> _Aim of the exercise_
In the data below, locate each line with the word "established" and list it.

----- Dataset content

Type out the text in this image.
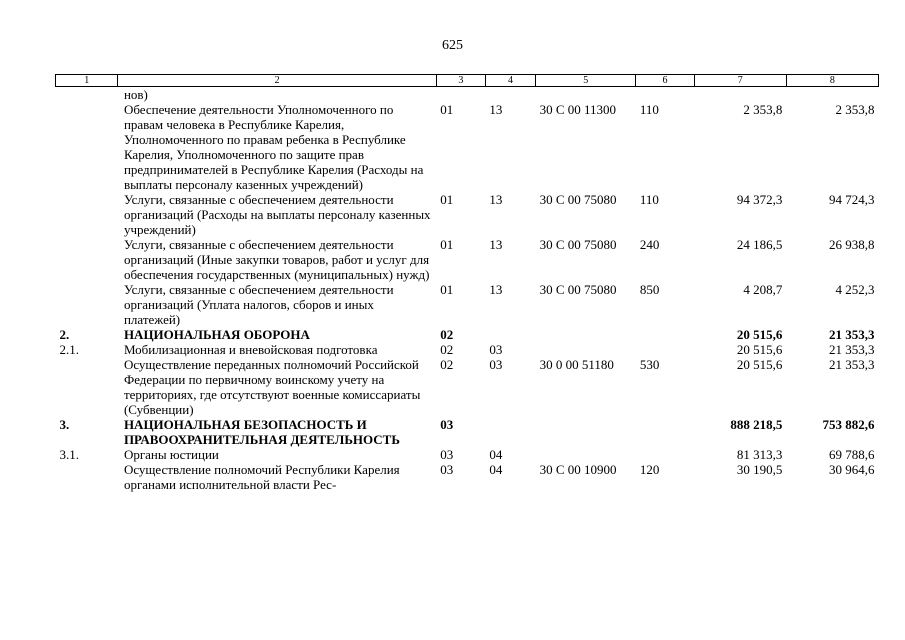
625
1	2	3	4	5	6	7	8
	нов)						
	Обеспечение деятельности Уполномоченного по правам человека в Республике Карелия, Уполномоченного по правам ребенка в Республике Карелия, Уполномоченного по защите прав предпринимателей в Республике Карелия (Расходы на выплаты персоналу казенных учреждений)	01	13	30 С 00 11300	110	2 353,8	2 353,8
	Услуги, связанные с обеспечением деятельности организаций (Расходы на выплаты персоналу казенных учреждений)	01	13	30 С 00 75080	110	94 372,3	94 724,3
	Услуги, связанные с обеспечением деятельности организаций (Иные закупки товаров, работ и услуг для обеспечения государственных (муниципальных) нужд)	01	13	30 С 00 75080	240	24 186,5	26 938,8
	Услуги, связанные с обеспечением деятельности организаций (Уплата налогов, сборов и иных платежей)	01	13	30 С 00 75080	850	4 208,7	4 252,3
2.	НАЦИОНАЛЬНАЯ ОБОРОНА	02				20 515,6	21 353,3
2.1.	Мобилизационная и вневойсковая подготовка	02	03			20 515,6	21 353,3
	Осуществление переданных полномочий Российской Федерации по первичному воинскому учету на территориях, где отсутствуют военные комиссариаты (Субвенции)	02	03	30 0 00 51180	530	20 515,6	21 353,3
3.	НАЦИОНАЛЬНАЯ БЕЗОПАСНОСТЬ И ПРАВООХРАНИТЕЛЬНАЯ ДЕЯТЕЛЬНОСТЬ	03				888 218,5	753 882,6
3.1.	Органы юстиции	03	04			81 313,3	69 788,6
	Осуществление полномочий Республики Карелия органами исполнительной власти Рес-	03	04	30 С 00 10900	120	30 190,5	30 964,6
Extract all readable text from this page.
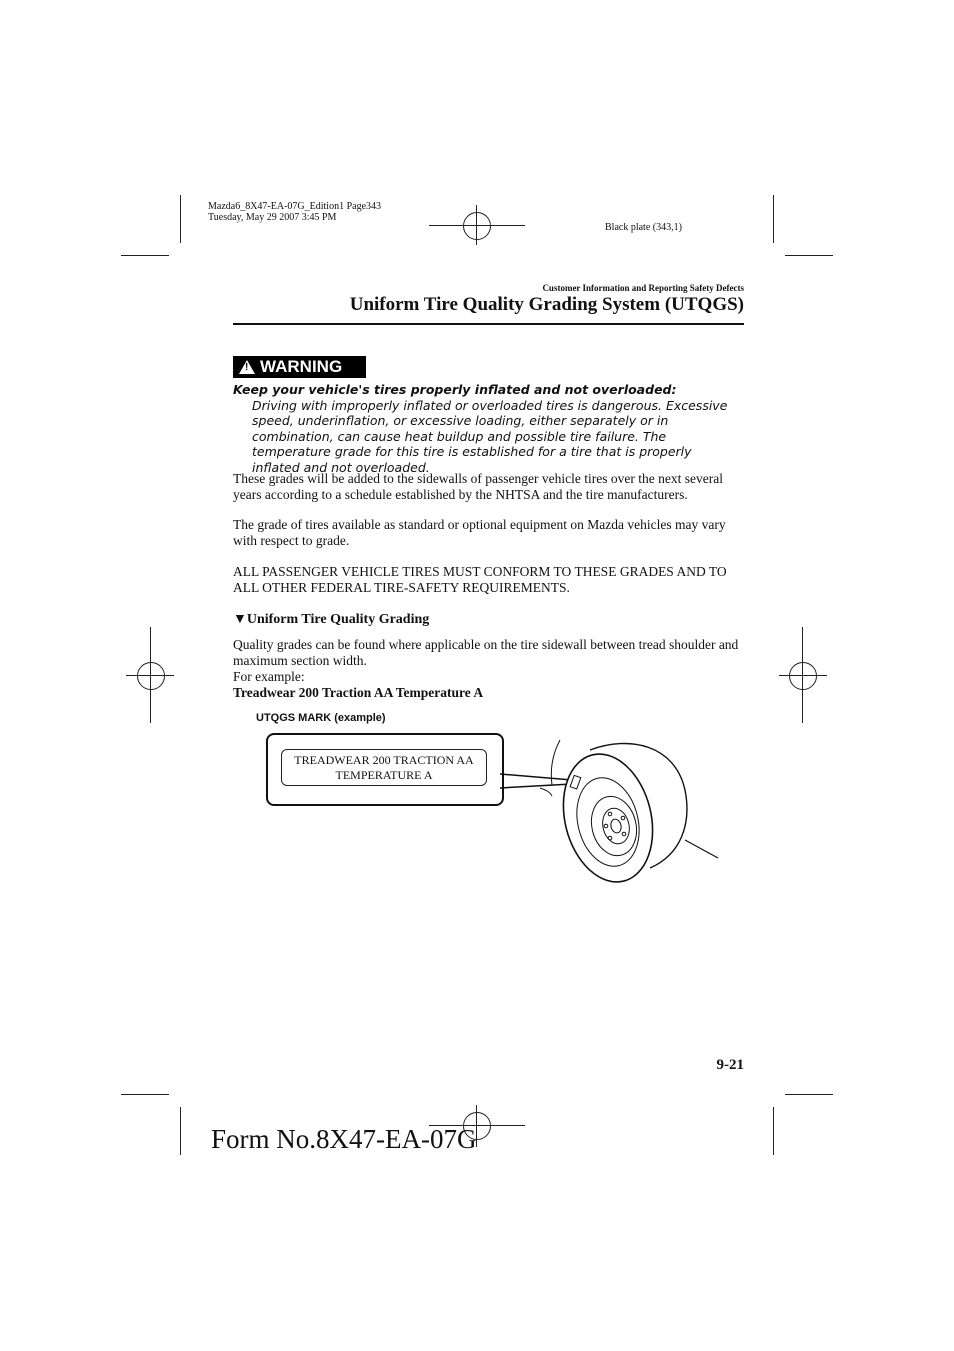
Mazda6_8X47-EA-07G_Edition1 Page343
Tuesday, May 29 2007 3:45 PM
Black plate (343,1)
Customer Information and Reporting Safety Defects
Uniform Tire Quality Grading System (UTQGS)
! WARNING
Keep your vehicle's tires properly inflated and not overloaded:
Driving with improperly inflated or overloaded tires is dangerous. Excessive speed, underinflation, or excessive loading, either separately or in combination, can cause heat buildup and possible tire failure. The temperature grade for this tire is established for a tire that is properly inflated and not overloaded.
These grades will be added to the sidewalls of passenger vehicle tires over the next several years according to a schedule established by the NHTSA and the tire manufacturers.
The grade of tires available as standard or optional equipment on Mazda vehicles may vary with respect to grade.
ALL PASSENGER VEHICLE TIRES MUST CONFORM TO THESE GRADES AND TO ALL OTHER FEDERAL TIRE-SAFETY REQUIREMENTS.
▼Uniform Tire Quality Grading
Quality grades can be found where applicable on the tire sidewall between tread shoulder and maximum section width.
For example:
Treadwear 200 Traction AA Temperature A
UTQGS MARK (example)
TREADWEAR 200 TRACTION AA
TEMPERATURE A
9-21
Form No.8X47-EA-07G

----------

> _Expected answer_
Driving with improperly inflated or overloaded tires is dangerous. Excessive speed, underinflation, or excessive loading, either separately or in combination, can cause heat buildup and possible tire failure. The temperature grade for this tire is established for a tire that is properly inflated and not overloaded.
These grades will be added to the sidewalls of passenger vehicle tires over the next several years according to a schedule established by the NHTSA and the tire manufacturers.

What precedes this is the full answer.